━━━ Records for processing

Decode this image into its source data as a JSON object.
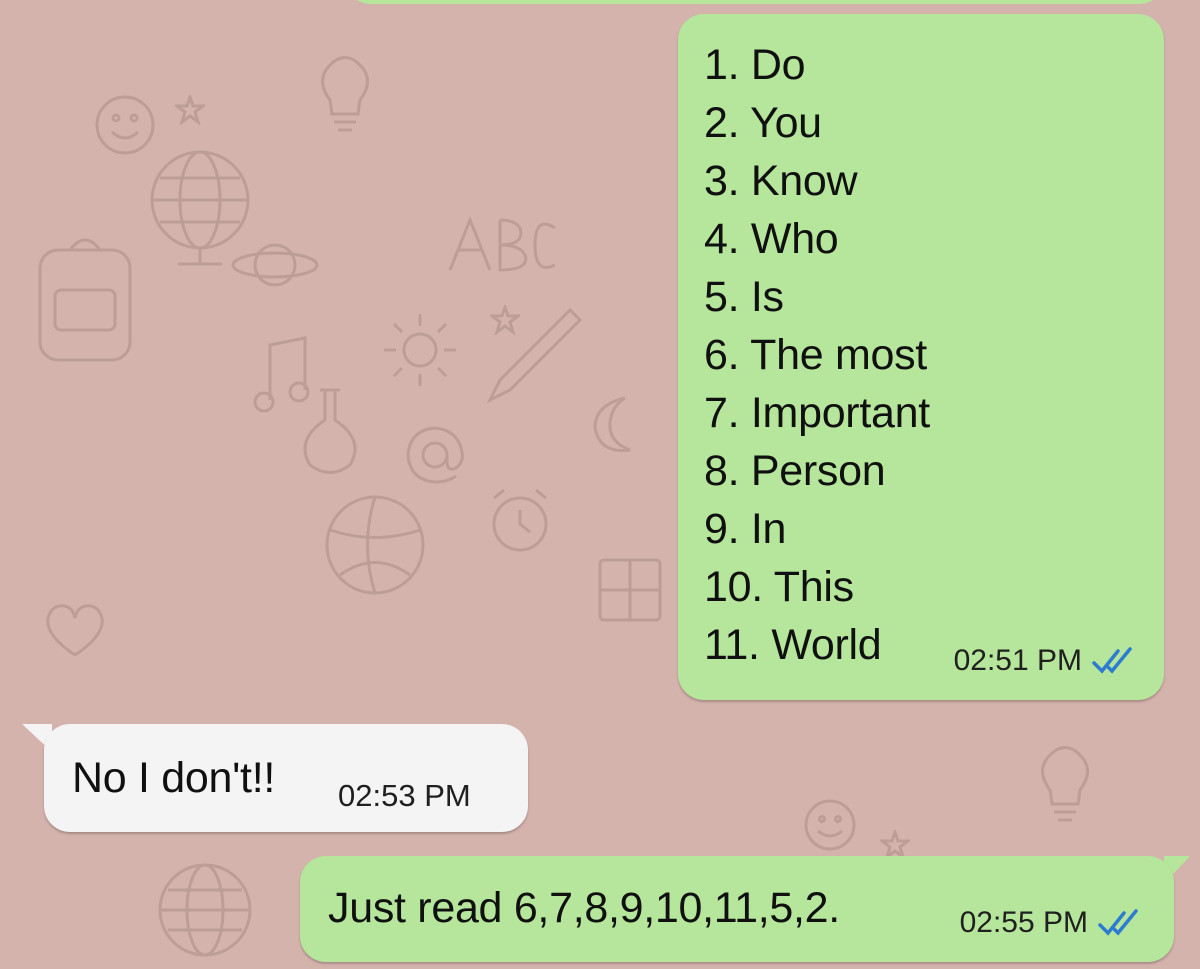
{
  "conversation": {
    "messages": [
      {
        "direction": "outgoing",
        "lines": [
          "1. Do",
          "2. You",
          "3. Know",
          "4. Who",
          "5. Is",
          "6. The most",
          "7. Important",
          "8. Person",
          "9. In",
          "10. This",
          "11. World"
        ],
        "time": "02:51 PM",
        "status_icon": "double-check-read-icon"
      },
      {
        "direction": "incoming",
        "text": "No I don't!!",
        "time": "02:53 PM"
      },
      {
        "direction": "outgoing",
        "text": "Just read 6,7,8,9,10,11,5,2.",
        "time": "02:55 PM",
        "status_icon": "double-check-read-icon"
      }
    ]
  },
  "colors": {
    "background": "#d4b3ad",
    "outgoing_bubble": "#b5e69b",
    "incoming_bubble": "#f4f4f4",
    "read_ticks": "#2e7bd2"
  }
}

━━━━━━

Goal of the exercise:
Repeat the lines above exactly, and keep every picture out.

Written response:
Decode this image into its source data as a JSON object.
{
  "conversation": {
    "messages": [
      {
        "direction": "outgoing",
        "lines": [
          "1. Do",
          "2. You",
          "3. Know",
          "4. Who",
          "5. Is",
          "6. The most",
          "7. Important",
          "8. Person",
          "9. In",
          "10. This",
          "11. World"
        ],
        "time": "02:51 PM",
        "status_icon": "double-check-read-icon"
      },
      {
        "direction": "incoming",
        "text": "No I don't!!",
        "time": "02:53 PM"
      },
      {
        "direction": "outgoing",
        "text": "Just read 6,7,8,9,10,11,5,2.",
        "time": "02:55 PM",
        "status_icon": "double-check-read-icon"
      }
    ]
  },
  "colors": {
    "background": "#d4b3ad",
    "outgoing_bubble": "#b5e69b",
    "incoming_bubble": "#f4f4f4",
    "read_ticks": "#2e7bd2"
  }
}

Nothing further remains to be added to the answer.